• _Required work_: Repeat the whole listing below, word for word.

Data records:
start

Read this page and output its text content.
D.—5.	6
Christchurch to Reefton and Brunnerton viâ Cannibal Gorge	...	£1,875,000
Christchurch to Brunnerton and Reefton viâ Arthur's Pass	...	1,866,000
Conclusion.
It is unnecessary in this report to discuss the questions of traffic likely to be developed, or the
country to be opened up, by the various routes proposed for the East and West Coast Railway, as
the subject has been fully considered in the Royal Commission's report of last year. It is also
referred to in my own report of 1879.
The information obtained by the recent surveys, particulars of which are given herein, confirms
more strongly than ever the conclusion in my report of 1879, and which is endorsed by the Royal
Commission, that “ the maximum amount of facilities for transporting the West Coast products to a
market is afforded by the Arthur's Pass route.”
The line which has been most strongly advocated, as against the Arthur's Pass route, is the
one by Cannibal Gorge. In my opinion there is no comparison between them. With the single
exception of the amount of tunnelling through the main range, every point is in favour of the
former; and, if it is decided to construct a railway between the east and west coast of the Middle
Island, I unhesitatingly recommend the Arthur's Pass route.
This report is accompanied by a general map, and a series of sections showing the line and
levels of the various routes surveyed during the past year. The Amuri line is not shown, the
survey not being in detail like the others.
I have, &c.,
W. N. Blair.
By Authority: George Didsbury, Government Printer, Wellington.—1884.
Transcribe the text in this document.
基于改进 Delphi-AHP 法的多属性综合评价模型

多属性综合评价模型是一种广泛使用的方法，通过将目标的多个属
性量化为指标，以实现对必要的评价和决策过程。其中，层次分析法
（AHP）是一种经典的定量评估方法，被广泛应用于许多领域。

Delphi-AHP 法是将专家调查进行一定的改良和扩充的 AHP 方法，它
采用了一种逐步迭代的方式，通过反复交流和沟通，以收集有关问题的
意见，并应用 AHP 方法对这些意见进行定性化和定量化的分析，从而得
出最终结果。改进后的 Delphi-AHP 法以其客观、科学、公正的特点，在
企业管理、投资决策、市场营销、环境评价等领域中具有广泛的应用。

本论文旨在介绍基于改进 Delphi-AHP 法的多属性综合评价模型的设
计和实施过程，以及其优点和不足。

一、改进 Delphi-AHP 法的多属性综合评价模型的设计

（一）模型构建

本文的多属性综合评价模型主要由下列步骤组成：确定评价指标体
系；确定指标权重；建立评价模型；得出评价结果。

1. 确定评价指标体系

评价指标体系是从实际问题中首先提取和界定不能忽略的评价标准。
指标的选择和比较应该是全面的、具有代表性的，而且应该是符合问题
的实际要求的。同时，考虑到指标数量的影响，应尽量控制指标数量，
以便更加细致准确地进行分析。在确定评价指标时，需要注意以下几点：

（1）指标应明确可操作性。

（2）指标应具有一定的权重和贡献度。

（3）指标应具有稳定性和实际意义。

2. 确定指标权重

end

• _Written solution_:
Read this page and output its text content.
D.—5.	6
Christchurch to Reefton and Brunnerton viâ Cannibal Gorge	...	£1,875,000
Christchurch to Brunnerton and Reefton viâ Arthur's Pass	...	1,866,000
Conclusion.
It is unnecessary in this report to discuss the questions of traffic likely to be developed, or the
country to be opened up, by the various routes proposed for the East and West Coast Railway, as
the subject has been fully considered in the Royal Commission's report of last year. It is also
referred to in my own report of 1879.
The information obtained by the recent surveys, particulars of which are given herein, confirms
more strongly than ever the conclusion in my report of 1879, and which is endorsed by the Royal
Commission, that “ the maximum amount of facilities for transporting the West Coast products to a
market is afforded by the Arthur's Pass route.”
The line which has been most strongly advocated, as against the Arthur's Pass route, is the
one by Cannibal Gorge. In my opinion there is no comparison between them. With the single
exception of the amount of tunnelling through the main range, every point is in favour of the
former; and, if it is decided to construct a railway between the east and west coast of the Middle
Island, I unhesitatingly recommend the Arthur's Pass route.
This report is accompanied by a general map, and a series of sections showing the line and
levels of the various routes surveyed during the past year. The Amuri line is not shown, the
survey not being in detail like the others.
I have, &c.,
W. N. Blair.
By Authority: George Didsbury, Government Printer, Wellington.—1884.
Transcribe the text in this document.
基于改进 Delphi-AHP 法的多属性综合评价模型

多属性综合评价模型是一种广泛使用的方法，通过将目标的多个属
性量化为指标，以实现对必要的评价和决策过程。其中，层次分析法
（AHP）是一种经典的定量评估方法，被广泛应用于许多领域。

Delphi-AHP 法是将专家调查进行一定的改良和扩充的 AHP 方法，它
采用了一种逐步迭代的方式，通过反复交流和沟通，以收集有关问题的
意见，并应用 AHP 方法对这些意见进行定性化和定量化的分析，从而得
出最终结果。改进后的 Delphi-AHP 法以其客观、科学、公正的特点，在
企业管理、投资决策、市场营销、环境评价等领域中具有广泛的应用。

本论文旨在介绍基于改进 Delphi-AHP 法的多属性综合评价模型的设
计和实施过程，以及其优点和不足。

一、改进 Delphi-AHP 法的多属性综合评价模型的设计

（一）模型构建

本文的多属性综合评价模型主要由下列步骤组成：确定评价指标体
系；确定指标权重；建立评价模型；得出评价结果。

1. 确定评价指标体系

评价指标体系是从实际问题中首先提取和界定不能忽略的评价标准。
指标的选择和比较应该是全面的、具有代表性的，而且应该是符合问题
的实际要求的。同时，考虑到指标数量的影响，应尽量控制指标数量，
以便更加细致准确地进行分析。在确定评价指标时，需要注意以下几点：

（1）指标应明确可操作性。

（2）指标应具有一定的权重和贡献度。

（3）指标应具有稳定性和实际意义。

2. 确定指标权重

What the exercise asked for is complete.